Exercise prompt:
Each line of the material must be repeated precisely, with the pictures left out.

Records provided:
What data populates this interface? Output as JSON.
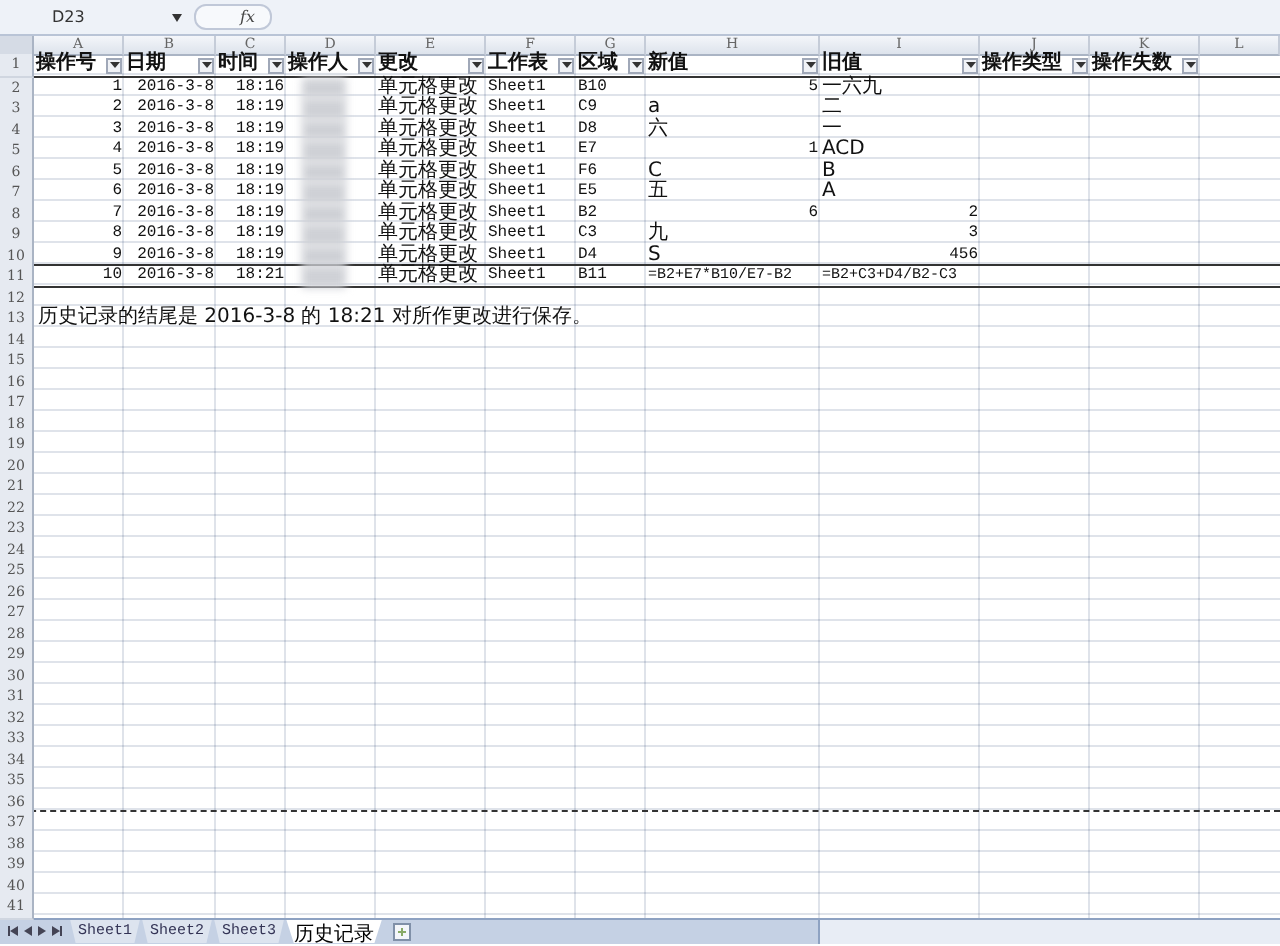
{
  "formula_bar": {
    "name_box": "D23",
    "fx": "fx"
  },
  "columns": [
    "A",
    "B",
    "C",
    "D",
    "E",
    "F",
    "G",
    "H",
    "I",
    "J",
    "K",
    "L"
  ],
  "headers": [
    "操作号",
    "日期",
    "时间",
    "操作人",
    "更改",
    "工作表",
    "区域",
    "新值",
    "旧值",
    "操作类型",
    "操作失数"
  ],
  "row_numbers": [
    "1",
    "2",
    "3",
    "4",
    "5",
    "6",
    "7",
    "8",
    "9",
    "10",
    "11",
    "12",
    "13",
    "14",
    "15",
    "16",
    "17",
    "18",
    "19",
    "20",
    "21",
    "22",
    "23",
    "24",
    "25",
    "26",
    "27",
    "28",
    "29",
    "30",
    "31",
    "32",
    "33",
    "34",
    "35",
    "36",
    "37",
    "38",
    "39",
    "40",
    "41"
  ],
  "rows": [
    {
      "no": "1",
      "date": "2016-3-8",
      "time": "18:16",
      "change": "单元格更改",
      "sheet": "Sheet1",
      "range": "B10",
      "new_value": {
        "text": "5",
        "kind": "number"
      },
      "old_value": {
        "text": "一六九",
        "kind": "text"
      }
    },
    {
      "no": "2",
      "date": "2016-3-8",
      "time": "18:19",
      "change": "单元格更改",
      "sheet": "Sheet1",
      "range": "C9",
      "new_value": {
        "text": "a",
        "kind": "text"
      },
      "old_value": {
        "text": "二",
        "kind": "text"
      }
    },
    {
      "no": "3",
      "date": "2016-3-8",
      "time": "18:19",
      "change": "单元格更改",
      "sheet": "Sheet1",
      "range": "D8",
      "new_value": {
        "text": "六",
        "kind": "text"
      },
      "old_value": {
        "text": "一",
        "kind": "text"
      }
    },
    {
      "no": "4",
      "date": "2016-3-8",
      "time": "18:19",
      "change": "单元格更改",
      "sheet": "Sheet1",
      "range": "E7",
      "new_value": {
        "text": "1",
        "kind": "number"
      },
      "old_value": {
        "text": "ACD",
        "kind": "text"
      }
    },
    {
      "no": "5",
      "date": "2016-3-8",
      "time": "18:19",
      "change": "单元格更改",
      "sheet": "Sheet1",
      "range": "F6",
      "new_value": {
        "text": "C",
        "kind": "text"
      },
      "old_value": {
        "text": "B",
        "kind": "text"
      }
    },
    {
      "no": "6",
      "date": "2016-3-8",
      "time": "18:19",
      "change": "单元格更改",
      "sheet": "Sheet1",
      "range": "E5",
      "new_value": {
        "text": "五",
        "kind": "text"
      },
      "old_value": {
        "text": "A",
        "kind": "text"
      }
    },
    {
      "no": "7",
      "date": "2016-3-8",
      "time": "18:19",
      "change": "单元格更改",
      "sheet": "Sheet1",
      "range": "B2",
      "new_value": {
        "text": "6",
        "kind": "number"
      },
      "old_value": {
        "text": "2",
        "kind": "number"
      }
    },
    {
      "no": "8",
      "date": "2016-3-8",
      "time": "18:19",
      "change": "单元格更改",
      "sheet": "Sheet1",
      "range": "C3",
      "new_value": {
        "text": "九",
        "kind": "text"
      },
      "old_value": {
        "text": "3",
        "kind": "number"
      }
    },
    {
      "no": "9",
      "date": "2016-3-8",
      "time": "18:19",
      "change": "单元格更改",
      "sheet": "Sheet1",
      "range": "D4",
      "new_value": {
        "text": "S",
        "kind": "text"
      },
      "old_value": {
        "text": "456",
        "kind": "number"
      }
    },
    {
      "no": "10",
      "date": "2016-3-8",
      "time": "18:21",
      "change": "单元格更改",
      "sheet": "Sheet1",
      "range": "B11",
      "new_value": {
        "text": "=B2+E7*B10/E7-B2",
        "kind": "formula"
      },
      "old_value": {
        "text": "=B2+C3+D4/B2-C3",
        "kind": "formula"
      }
    }
  ],
  "note": "历史记录的结尾是 2016-3-8 的 18:21 对所作更改进行保存。",
  "sheet_tabs": [
    {
      "label": "Sheet1",
      "selected": false
    },
    {
      "label": "Sheet2",
      "selected": false
    },
    {
      "label": "Sheet3",
      "selected": false
    },
    {
      "label": "历史记录",
      "selected": true
    }
  ]
}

Finished answer:
What data populates this interface? Output as JSON.
{
  "formula_bar": {
    "name_box": "D23",
    "fx": "fx"
  },
  "columns": [
    "A",
    "B",
    "C",
    "D",
    "E",
    "F",
    "G",
    "H",
    "I",
    "J",
    "K",
    "L"
  ],
  "headers": [
    "操作号",
    "日期",
    "时间",
    "操作人",
    "更改",
    "工作表",
    "区域",
    "新值",
    "旧值",
    "操作类型",
    "操作失数"
  ],
  "row_numbers": [
    "1",
    "2",
    "3",
    "4",
    "5",
    "6",
    "7",
    "8",
    "9",
    "10",
    "11",
    "12",
    "13",
    "14",
    "15",
    "16",
    "17",
    "18",
    "19",
    "20",
    "21",
    "22",
    "23",
    "24",
    "25",
    "26",
    "27",
    "28",
    "29",
    "30",
    "31",
    "32",
    "33",
    "34",
    "35",
    "36",
    "37",
    "38",
    "39",
    "40",
    "41"
  ],
  "rows": [
    {
      "no": "1",
      "date": "2016-3-8",
      "time": "18:16",
      "change": "单元格更改",
      "sheet": "Sheet1",
      "range": "B10",
      "new_value": {
        "text": "5",
        "kind": "number"
      },
      "old_value": {
        "text": "一六九",
        "kind": "text"
      }
    },
    {
      "no": "2",
      "date": "2016-3-8",
      "time": "18:19",
      "change": "单元格更改",
      "sheet": "Sheet1",
      "range": "C9",
      "new_value": {
        "text": "a",
        "kind": "text"
      },
      "old_value": {
        "text": "二",
        "kind": "text"
      }
    },
    {
      "no": "3",
      "date": "2016-3-8",
      "time": "18:19",
      "change": "单元格更改",
      "sheet": "Sheet1",
      "range": "D8",
      "new_value": {
        "text": "六",
        "kind": "text"
      },
      "old_value": {
        "text": "一",
        "kind": "text"
      }
    },
    {
      "no": "4",
      "date": "2016-3-8",
      "time": "18:19",
      "change": "单元格更改",
      "sheet": "Sheet1",
      "range": "E7",
      "new_value": {
        "text": "1",
        "kind": "number"
      },
      "old_value": {
        "text": "ACD",
        "kind": "text"
      }
    },
    {
      "no": "5",
      "date": "2016-3-8",
      "time": "18:19",
      "change": "单元格更改",
      "sheet": "Sheet1",
      "range": "F6",
      "new_value": {
        "text": "C",
        "kind": "text"
      },
      "old_value": {
        "text": "B",
        "kind": "text"
      }
    },
    {
      "no": "6",
      "date": "2016-3-8",
      "time": "18:19",
      "change": "单元格更改",
      "sheet": "Sheet1",
      "range": "E5",
      "new_value": {
        "text": "五",
        "kind": "text"
      },
      "old_value": {
        "text": "A",
        "kind": "text"
      }
    },
    {
      "no": "7",
      "date": "2016-3-8",
      "time": "18:19",
      "change": "单元格更改",
      "sheet": "Sheet1",
      "range": "B2",
      "new_value": {
        "text": "6",
        "kind": "number"
      },
      "old_value": {
        "text": "2",
        "kind": "number"
      }
    },
    {
      "no": "8",
      "date": "2016-3-8",
      "time": "18:19",
      "change": "单元格更改",
      "sheet": "Sheet1",
      "range": "C3",
      "new_value": {
        "text": "九",
        "kind": "text"
      },
      "old_value": {
        "text": "3",
        "kind": "number"
      }
    },
    {
      "no": "9",
      "date": "2016-3-8",
      "time": "18:19",
      "change": "单元格更改",
      "sheet": "Sheet1",
      "range": "D4",
      "new_value": {
        "text": "S",
        "kind": "text"
      },
      "old_value": {
        "text": "456",
        "kind": "number"
      }
    },
    {
      "no": "10",
      "date": "2016-3-8",
      "time": "18:21",
      "change": "单元格更改",
      "sheet": "Sheet1",
      "range": "B11",
      "new_value": {
        "text": "=B2+E7*B10/E7-B2",
        "kind": "formula"
      },
      "old_value": {
        "text": "=B2+C3+D4/B2-C3",
        "kind": "formula"
      }
    }
  ],
  "note": "历史记录的结尾是 2016-3-8 的 18:21 对所作更改进行保存。",
  "sheet_tabs": [
    {
      "label": "Sheet1",
      "selected": false
    },
    {
      "label": "Sheet2",
      "selected": false
    },
    {
      "label": "Sheet3",
      "selected": false
    },
    {
      "label": "历史记录",
      "selected": true
    }
  ]
}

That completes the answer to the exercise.